Stored items from a collection:

# # #

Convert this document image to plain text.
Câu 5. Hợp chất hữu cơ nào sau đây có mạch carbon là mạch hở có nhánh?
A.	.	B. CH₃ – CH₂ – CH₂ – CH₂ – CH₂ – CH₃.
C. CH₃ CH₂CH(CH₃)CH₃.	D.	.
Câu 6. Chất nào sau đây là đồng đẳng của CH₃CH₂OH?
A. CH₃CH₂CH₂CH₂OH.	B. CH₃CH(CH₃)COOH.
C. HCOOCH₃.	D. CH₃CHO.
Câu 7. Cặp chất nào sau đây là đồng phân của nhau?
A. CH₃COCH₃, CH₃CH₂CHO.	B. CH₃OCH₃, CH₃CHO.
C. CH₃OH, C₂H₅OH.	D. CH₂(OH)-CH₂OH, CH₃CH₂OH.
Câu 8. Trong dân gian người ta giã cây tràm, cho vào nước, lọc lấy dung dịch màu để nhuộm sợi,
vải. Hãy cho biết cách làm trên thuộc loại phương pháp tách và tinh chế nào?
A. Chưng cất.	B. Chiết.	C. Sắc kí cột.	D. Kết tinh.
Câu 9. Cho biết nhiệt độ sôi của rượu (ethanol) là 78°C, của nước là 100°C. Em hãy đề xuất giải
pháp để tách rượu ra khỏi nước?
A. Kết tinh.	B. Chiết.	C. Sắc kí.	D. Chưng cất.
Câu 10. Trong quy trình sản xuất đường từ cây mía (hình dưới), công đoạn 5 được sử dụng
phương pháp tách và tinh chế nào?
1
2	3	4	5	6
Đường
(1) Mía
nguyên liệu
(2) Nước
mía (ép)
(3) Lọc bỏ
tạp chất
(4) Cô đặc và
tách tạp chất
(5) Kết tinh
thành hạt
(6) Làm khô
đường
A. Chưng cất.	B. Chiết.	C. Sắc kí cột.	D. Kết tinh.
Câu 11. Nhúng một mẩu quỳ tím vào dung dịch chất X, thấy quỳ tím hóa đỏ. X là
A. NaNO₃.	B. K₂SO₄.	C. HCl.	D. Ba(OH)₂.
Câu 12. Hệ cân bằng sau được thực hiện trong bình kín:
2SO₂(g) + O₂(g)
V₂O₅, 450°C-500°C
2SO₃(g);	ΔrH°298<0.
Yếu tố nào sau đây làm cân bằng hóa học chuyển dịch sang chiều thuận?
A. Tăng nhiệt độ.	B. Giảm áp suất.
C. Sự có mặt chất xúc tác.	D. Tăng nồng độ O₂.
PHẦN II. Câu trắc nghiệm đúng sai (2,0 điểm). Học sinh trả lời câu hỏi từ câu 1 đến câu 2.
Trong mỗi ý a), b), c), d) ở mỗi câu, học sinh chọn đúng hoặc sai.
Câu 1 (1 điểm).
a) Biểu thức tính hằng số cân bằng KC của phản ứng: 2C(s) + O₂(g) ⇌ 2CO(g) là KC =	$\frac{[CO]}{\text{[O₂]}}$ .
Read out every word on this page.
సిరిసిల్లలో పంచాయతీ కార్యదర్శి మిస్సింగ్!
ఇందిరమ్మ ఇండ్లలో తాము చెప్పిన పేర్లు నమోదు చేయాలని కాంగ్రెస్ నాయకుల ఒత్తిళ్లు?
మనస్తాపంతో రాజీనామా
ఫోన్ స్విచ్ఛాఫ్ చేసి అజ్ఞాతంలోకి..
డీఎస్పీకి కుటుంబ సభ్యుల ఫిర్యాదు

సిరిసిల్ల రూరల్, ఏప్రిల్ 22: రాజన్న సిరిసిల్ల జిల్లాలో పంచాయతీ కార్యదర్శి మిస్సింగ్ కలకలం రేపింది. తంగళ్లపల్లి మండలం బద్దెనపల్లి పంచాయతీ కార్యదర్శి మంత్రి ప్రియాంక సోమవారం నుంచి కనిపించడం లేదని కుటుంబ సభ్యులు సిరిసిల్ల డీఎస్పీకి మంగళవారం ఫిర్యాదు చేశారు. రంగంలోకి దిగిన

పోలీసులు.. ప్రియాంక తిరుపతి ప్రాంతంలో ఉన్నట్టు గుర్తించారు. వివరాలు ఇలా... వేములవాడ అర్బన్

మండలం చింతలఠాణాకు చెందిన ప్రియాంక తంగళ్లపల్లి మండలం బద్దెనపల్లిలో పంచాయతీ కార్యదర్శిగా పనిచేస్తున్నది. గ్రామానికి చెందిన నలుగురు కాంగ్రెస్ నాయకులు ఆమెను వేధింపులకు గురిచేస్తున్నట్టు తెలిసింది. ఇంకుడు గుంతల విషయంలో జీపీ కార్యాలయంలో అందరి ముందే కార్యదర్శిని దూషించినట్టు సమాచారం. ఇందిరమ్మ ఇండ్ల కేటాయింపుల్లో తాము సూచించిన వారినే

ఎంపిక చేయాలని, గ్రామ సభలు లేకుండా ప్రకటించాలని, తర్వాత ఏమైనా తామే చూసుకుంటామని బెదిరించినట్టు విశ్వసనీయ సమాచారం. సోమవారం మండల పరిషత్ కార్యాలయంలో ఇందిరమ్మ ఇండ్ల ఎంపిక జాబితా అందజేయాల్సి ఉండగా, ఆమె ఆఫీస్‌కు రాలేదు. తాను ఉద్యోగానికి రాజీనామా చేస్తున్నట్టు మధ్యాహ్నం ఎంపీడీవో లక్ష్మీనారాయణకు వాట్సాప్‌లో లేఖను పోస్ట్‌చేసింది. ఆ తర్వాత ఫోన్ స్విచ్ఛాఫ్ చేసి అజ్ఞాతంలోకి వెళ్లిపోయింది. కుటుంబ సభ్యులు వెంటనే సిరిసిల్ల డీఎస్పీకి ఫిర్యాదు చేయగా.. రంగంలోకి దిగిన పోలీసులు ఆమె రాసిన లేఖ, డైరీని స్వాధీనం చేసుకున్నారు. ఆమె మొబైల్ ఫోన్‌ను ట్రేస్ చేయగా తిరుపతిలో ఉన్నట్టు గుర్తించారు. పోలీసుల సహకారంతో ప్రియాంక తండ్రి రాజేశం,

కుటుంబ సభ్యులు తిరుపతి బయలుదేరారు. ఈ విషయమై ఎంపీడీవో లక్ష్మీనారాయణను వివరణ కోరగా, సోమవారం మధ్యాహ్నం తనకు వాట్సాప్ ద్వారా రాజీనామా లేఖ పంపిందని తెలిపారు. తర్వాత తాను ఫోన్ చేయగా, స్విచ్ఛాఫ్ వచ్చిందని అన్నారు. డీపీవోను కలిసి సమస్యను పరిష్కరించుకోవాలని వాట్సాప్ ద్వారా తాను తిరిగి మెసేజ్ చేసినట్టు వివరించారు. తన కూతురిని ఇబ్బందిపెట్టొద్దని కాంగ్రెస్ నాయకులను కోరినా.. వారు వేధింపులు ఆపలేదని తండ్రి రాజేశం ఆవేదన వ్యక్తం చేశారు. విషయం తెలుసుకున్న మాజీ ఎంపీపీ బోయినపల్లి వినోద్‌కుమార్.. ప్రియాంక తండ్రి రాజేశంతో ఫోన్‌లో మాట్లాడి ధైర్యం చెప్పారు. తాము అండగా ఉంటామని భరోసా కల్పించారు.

# # #

## WHAT IS BEING ASKED
All of the entries should be written out again exactly.

## RESPONSE TO THE EXERCISE
Convert this document image to plain text.
Câu 5. Hợp chất hữu cơ nào sau đây có mạch carbon là mạch hở có nhánh?
A.	.	B. CH₃ – CH₂ – CH₂ – CH₂ – CH₂ – CH₃.
C. CH₃ CH₂CH(CH₃)CH₃.	D.	.
Câu 6. Chất nào sau đây là đồng đẳng của CH₃CH₂OH?
A. CH₃CH₂CH₂CH₂OH.	B. CH₃CH(CH₃)COOH.
C. HCOOCH₃.	D. CH₃CHO.
Câu 7. Cặp chất nào sau đây là đồng phân của nhau?
A. CH₃COCH₃, CH₃CH₂CHO.	B. CH₃OCH₃, CH₃CHO.
C. CH₃OH, C₂H₅OH.	D. CH₂(OH)-CH₂OH, CH₃CH₂OH.
Câu 8. Trong dân gian người ta giã cây tràm, cho vào nước, lọc lấy dung dịch màu để nhuộm sợi,
vải. Hãy cho biết cách làm trên thuộc loại phương pháp tách và tinh chế nào?
A. Chưng cất.	B. Chiết.	C. Sắc kí cột.	D. Kết tinh.
Câu 9. Cho biết nhiệt độ sôi của rượu (ethanol) là 78°C, của nước là 100°C. Em hãy đề xuất giải
pháp để tách rượu ra khỏi nước?
A. Kết tinh.	B. Chiết.	C. Sắc kí.	D. Chưng cất.
Câu 10. Trong quy trình sản xuất đường từ cây mía (hình dưới), công đoạn 5 được sử dụng
phương pháp tách và tinh chế nào?
1
2	3	4	5	6
Đường
(1) Mía
nguyên liệu
(2) Nước
mía (ép)
(3) Lọc bỏ
tạp chất
(4) Cô đặc và
tách tạp chất
(5) Kết tinh
thành hạt
(6) Làm khô
đường
A. Chưng cất.	B. Chiết.	C. Sắc kí cột.	D. Kết tinh.
Câu 11. Nhúng một mẩu quỳ tím vào dung dịch chất X, thấy quỳ tím hóa đỏ. X là
A. NaNO₃.	B. K₂SO₄.	C. HCl.	D. Ba(OH)₂.
Câu 12. Hệ cân bằng sau được thực hiện trong bình kín:
2SO₂(g) + O₂(g)
V₂O₅, 450°C-500°C
2SO₃(g);	ΔrH°298<0.
Yếu tố nào sau đây làm cân bằng hóa học chuyển dịch sang chiều thuận?
A. Tăng nhiệt độ.	B. Giảm áp suất.
C. Sự có mặt chất xúc tác.	D. Tăng nồng độ O₂.
PHẦN II. Câu trắc nghiệm đúng sai (2,0 điểm). Học sinh trả lời câu hỏi từ câu 1 đến câu 2.
Trong mỗi ý a), b), c), d) ở mỗi câu, học sinh chọn đúng hoặc sai.
Câu 1 (1 điểm).
a) Biểu thức tính hằng số cân bằng KC của phản ứng: 2C(s) + O₂(g) ⇌ 2CO(g) là KC =	$\frac{[CO]}{\text{[O₂]}}$ .
Read out every word on this page.
సిరిసిల్లలో పంచాయతీ కార్యదర్శి మిస్సింగ్!
ఇందిరమ్మ ఇండ్లలో తాము చెప్పిన పేర్లు నమోదు చేయాలని కాంగ్రెస్ నాయకుల ఒత్తిళ్లు?
మనస్తాపంతో రాజీనామా
ఫోన్ స్విచ్ఛాఫ్ చేసి అజ్ఞాతంలోకి..
డీఎస్పీకి కుటుంబ సభ్యుల ఫిర్యాదు

సిరిసిల్ల రూరల్, ఏప్రిల్ 22: రాజన్న సిరిసిల్ల జిల్లాలో పంచాయతీ కార్యదర్శి మిస్సింగ్ కలకలం రేపింది. తంగళ్లపల్లి మండలం బద్దెనపల్లి పంచాయతీ కార్యదర్శి మంత్రి ప్రియాంక సోమవారం నుంచి కనిపించడం లేదని కుటుంబ సభ్యులు సిరిసిల్ల డీఎస్పీకి మంగళవారం ఫిర్యాదు చేశారు. రంగంలోకి దిగిన

పోలీసులు.. ప్రియాంక తిరుపతి ప్రాంతంలో ఉన్నట్టు గుర్తించారు. వివరాలు ఇలా... వేములవాడ అర్బన్

మండలం చింతలఠాణాకు చెందిన ప్రియాంక తంగళ్లపల్లి మండలం బద్దెనపల్లిలో పంచాయతీ కార్యదర్శిగా పనిచేస్తున్నది. గ్రామానికి చెందిన నలుగురు కాంగ్రెస్ నాయకులు ఆమెను వేధింపులకు గురిచేస్తున్నట్టు తెలిసింది. ఇంకుడు గుంతల విషయంలో జీపీ కార్యాలయంలో అందరి ముందే కార్యదర్శిని దూషించినట్టు సమాచారం. ఇందిరమ్మ ఇండ్ల కేటాయింపుల్లో తాము సూచించిన వారినే

ఎంపిక చేయాలని, గ్రామ సభలు లేకుండా ప్రకటించాలని, తర్వాత ఏమైనా తామే చూసుకుంటామని బెదిరించినట్టు విశ్వసనీయ సమాచారం. సోమవారం మండల పరిషత్ కార్యాలయంలో ఇందిరమ్మ ఇండ్ల ఎంపిక జాబితా అందజేయాల్సి ఉండగా, ఆమె ఆఫీస్‌కు రాలేదు. తాను ఉద్యోగానికి రాజీనామా చేస్తున్నట్టు మధ్యాహ్నం ఎంపీడీవో లక్ష్మీనారాయణకు వాట్సాప్‌లో లేఖను పోస్ట్‌చేసింది. ఆ తర్వాత ఫోన్ స్విచ్ఛాఫ్ చేసి అజ్ఞాతంలోకి వెళ్లిపోయింది. కుటుంబ సభ్యులు వెంటనే సిరిసిల్ల డీఎస్పీకి ఫిర్యాదు చేయగా.. రంగంలోకి దిగిన పోలీసులు ఆమె రాసిన లేఖ, డైరీని స్వాధీనం చేసుకున్నారు. ఆమె మొబైల్ ఫోన్‌ను ట్రేస్ చేయగా తిరుపతిలో ఉన్నట్టు గుర్తించారు. పోలీసుల సహకారంతో ప్రియాంక తండ్రి రాజేశం,

కుటుంబ సభ్యులు తిరుపతి బయలుదేరారు. ఈ విషయమై ఎంపీడీవో లక్ష్మీనారాయణను వివరణ కోరగా, సోమవారం మధ్యాహ్నం తనకు వాట్సాప్ ద్వారా రాజీనామా లేఖ పంపిందని తెలిపారు. తర్వాత తాను ఫోన్ చేయగా, స్విచ్ఛాఫ్ వచ్చిందని అన్నారు. డీపీవోను కలిసి సమస్యను పరిష్కరించుకోవాలని వాట్సాప్ ద్వారా తాను తిరిగి మెసేజ్ చేసినట్టు వివరించారు. తన కూతురిని ఇబ్బందిపెట్టొద్దని కాంగ్రెస్ నాయకులను కోరినా.. వారు వేధింపులు ఆపలేదని తండ్రి రాజేశం ఆవేదన వ్యక్తం చేశారు. విషయం తెలుసుకున్న మాజీ ఎంపీపీ బోయినపల్లి వినోద్‌కుమార్.. ప్రియాంక తండ్రి రాజేశంతో ఫోన్‌లో మాట్లాడి ధైర్యం చెప్పారు. తాము అండగా ఉంటామని భరోసా కల్పించారు.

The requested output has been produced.